• _PROBLEM DETAILS_
Copy out all the lines where "main" shows up.
· · · ·
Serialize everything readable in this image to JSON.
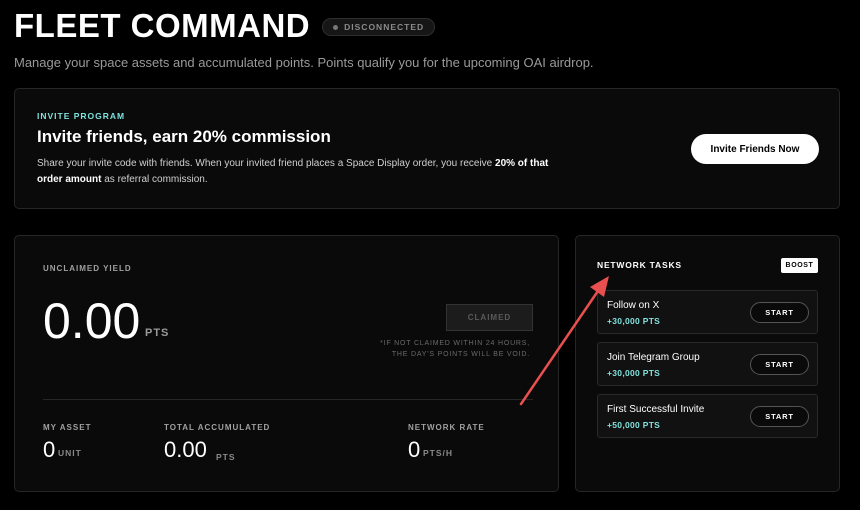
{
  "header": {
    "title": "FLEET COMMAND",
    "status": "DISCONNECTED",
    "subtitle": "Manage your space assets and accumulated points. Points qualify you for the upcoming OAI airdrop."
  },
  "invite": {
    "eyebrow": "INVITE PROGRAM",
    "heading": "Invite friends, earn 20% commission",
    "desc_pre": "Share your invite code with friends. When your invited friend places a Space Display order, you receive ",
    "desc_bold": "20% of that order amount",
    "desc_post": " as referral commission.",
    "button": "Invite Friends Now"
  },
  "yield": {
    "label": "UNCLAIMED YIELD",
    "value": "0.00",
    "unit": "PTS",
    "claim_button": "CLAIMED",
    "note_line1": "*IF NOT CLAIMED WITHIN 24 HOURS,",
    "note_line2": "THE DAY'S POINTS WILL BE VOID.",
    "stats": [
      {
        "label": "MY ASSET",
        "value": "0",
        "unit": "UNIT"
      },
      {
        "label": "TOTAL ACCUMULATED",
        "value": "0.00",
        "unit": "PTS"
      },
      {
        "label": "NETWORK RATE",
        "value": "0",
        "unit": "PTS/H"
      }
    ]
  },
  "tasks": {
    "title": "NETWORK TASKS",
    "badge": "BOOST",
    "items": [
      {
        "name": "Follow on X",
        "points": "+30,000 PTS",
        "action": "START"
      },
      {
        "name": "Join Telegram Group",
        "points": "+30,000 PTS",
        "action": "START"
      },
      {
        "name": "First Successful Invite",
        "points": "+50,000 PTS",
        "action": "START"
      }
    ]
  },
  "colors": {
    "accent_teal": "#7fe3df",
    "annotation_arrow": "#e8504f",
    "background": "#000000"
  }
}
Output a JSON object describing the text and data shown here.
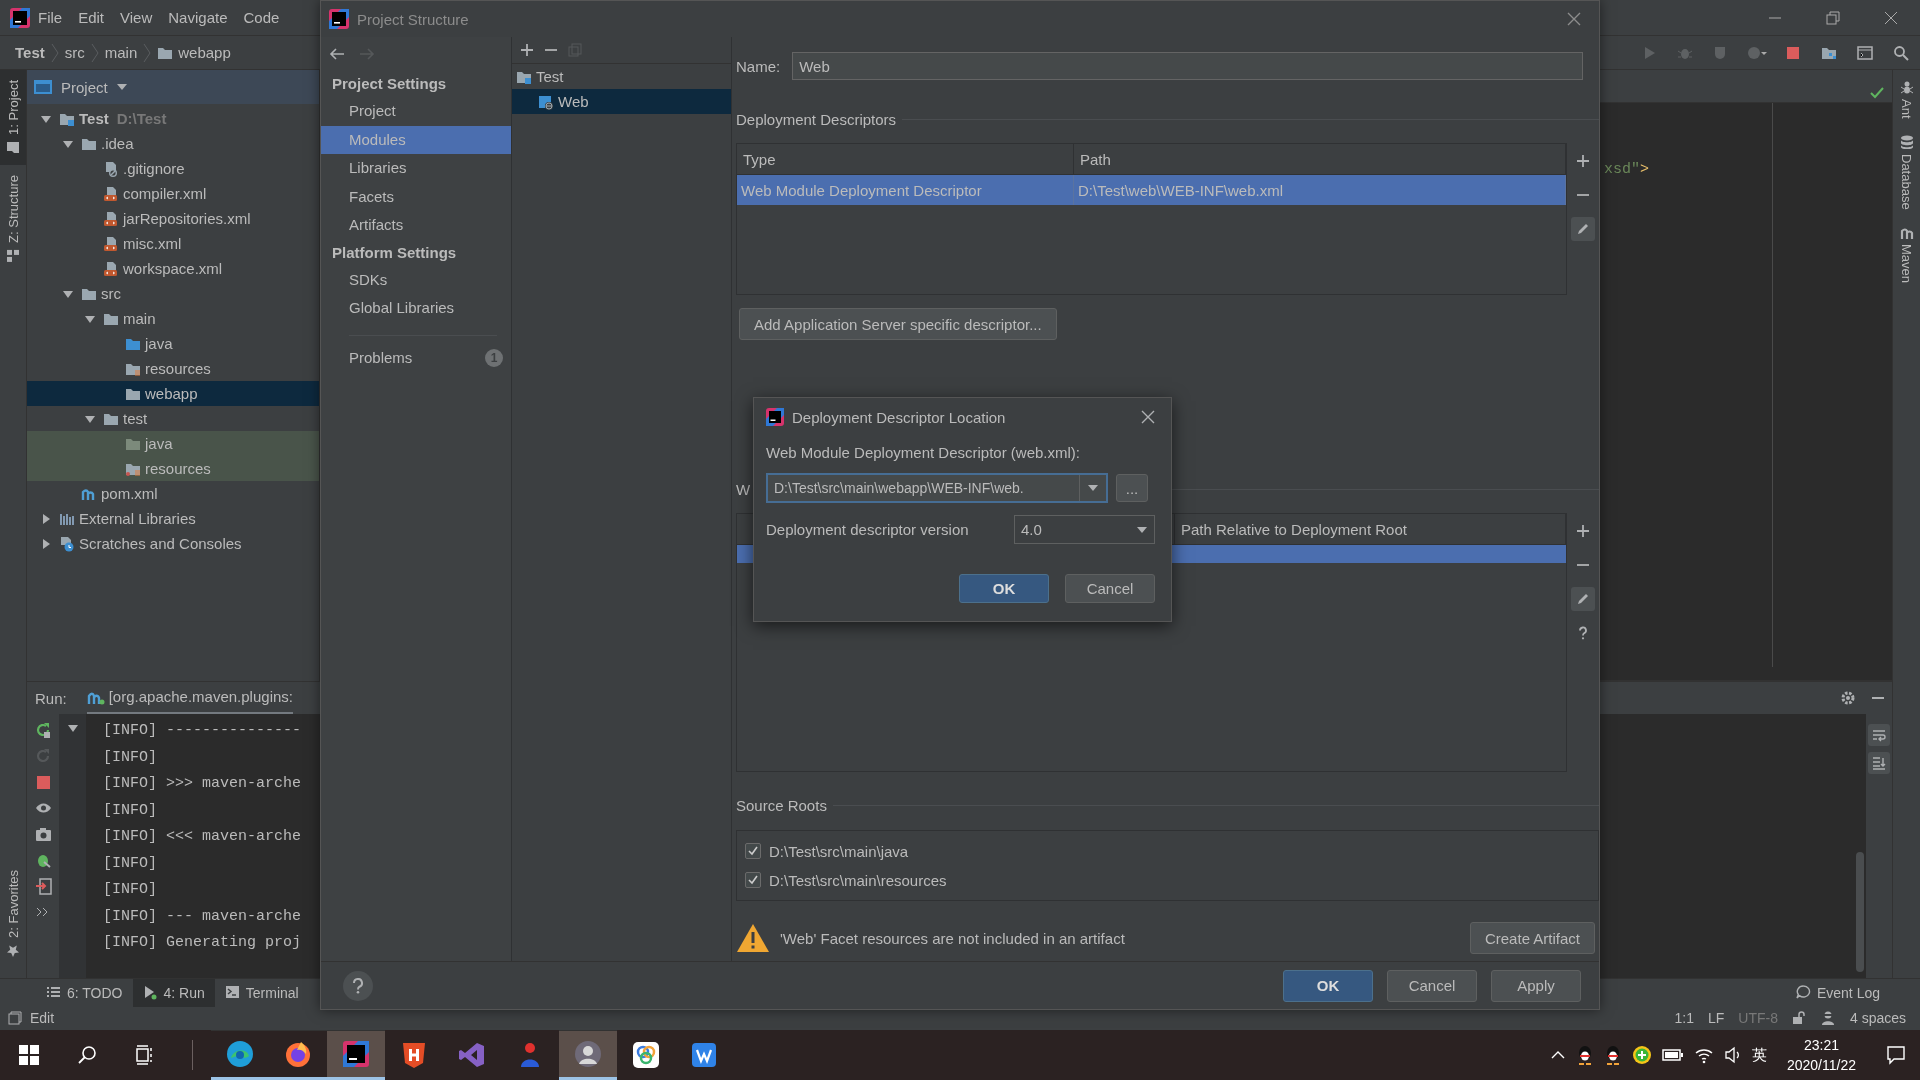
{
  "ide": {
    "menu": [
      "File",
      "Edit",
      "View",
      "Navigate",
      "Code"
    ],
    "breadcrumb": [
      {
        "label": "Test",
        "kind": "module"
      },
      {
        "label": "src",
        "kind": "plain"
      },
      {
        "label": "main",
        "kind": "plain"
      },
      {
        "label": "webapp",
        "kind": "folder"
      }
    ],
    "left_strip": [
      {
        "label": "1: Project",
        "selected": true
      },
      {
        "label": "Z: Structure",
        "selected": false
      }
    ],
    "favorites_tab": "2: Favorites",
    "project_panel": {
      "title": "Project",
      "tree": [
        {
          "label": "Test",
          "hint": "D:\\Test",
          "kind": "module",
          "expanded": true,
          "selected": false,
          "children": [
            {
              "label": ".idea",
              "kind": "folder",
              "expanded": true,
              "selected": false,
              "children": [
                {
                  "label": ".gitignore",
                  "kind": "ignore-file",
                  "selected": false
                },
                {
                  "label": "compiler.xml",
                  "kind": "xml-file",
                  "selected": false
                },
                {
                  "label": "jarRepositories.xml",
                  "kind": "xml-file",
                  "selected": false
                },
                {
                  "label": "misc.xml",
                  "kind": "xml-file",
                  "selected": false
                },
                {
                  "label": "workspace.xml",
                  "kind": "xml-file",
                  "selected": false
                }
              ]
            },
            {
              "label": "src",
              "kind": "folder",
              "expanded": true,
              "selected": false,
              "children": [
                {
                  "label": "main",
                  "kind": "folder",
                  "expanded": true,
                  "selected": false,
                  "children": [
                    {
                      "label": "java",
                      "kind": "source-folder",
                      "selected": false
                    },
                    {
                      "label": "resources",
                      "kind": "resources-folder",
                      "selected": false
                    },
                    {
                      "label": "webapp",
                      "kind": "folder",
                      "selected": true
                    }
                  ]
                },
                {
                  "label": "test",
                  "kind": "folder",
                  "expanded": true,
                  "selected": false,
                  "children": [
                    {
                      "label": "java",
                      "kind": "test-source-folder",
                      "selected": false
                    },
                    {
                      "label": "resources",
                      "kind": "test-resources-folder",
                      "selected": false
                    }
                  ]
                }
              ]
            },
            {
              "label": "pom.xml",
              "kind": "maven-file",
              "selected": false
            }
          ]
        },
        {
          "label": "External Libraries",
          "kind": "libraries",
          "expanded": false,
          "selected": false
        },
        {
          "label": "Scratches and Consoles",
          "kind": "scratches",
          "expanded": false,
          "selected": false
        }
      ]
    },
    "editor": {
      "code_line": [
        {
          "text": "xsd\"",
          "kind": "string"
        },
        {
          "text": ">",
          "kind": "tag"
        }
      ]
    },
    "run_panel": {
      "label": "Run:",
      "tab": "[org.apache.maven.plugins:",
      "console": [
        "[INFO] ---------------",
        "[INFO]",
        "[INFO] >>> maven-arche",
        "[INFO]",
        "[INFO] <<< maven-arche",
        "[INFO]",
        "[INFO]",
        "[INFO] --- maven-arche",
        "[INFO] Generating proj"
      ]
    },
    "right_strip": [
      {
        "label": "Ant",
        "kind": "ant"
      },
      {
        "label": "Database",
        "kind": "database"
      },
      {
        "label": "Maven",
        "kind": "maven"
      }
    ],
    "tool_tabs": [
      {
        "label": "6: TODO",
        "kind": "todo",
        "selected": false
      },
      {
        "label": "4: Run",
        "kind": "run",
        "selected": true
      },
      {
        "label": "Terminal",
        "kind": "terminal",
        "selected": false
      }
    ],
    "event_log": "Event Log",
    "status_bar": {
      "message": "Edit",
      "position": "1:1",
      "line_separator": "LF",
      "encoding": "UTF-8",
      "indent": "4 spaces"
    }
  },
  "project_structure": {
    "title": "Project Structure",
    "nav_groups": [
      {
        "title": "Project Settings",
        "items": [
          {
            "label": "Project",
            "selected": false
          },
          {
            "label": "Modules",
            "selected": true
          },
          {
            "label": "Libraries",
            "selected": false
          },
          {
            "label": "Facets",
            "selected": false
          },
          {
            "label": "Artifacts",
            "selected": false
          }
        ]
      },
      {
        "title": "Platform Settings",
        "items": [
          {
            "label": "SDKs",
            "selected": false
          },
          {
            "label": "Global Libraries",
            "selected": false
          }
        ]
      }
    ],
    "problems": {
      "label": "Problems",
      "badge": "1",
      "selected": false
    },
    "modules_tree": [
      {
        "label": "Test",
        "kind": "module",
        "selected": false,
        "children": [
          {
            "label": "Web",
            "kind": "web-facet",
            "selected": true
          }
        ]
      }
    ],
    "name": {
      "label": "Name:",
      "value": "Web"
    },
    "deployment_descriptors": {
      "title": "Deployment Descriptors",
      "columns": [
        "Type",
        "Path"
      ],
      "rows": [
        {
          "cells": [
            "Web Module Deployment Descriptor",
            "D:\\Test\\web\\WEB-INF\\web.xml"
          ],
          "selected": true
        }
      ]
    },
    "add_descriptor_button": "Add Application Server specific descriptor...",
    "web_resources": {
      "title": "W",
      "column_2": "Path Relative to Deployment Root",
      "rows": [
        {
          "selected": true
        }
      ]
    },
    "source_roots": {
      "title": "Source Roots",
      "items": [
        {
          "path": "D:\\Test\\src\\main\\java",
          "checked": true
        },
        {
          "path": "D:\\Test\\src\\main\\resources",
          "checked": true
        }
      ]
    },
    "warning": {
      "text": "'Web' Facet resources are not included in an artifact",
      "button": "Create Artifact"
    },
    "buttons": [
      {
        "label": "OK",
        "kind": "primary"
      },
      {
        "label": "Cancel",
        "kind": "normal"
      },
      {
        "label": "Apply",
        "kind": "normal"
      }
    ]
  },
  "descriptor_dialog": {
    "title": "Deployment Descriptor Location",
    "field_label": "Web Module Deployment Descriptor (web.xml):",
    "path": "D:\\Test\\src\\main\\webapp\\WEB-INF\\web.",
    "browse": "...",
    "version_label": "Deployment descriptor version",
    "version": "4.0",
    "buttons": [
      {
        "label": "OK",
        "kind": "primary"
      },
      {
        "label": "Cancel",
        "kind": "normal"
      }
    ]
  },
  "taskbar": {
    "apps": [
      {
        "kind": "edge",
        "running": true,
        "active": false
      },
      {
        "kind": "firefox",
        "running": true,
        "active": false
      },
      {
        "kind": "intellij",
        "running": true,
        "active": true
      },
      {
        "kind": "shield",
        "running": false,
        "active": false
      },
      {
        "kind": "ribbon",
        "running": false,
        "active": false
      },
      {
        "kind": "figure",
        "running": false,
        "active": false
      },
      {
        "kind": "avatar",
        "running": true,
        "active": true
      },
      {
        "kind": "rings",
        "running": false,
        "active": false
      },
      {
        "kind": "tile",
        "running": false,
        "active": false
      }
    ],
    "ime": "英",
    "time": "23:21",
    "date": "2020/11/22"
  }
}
· · · ·
• _RESPONSE TO THE EXERCISE_
        "label": "main",
                  "label": "main",
          "path": "D:\\Test\\src\\main\\java",
          "path": "D:\\Test\\src\\main\\resources",
    "path": "D:\\Test\\src\\main\\webapp\\WEB-INF\\web.",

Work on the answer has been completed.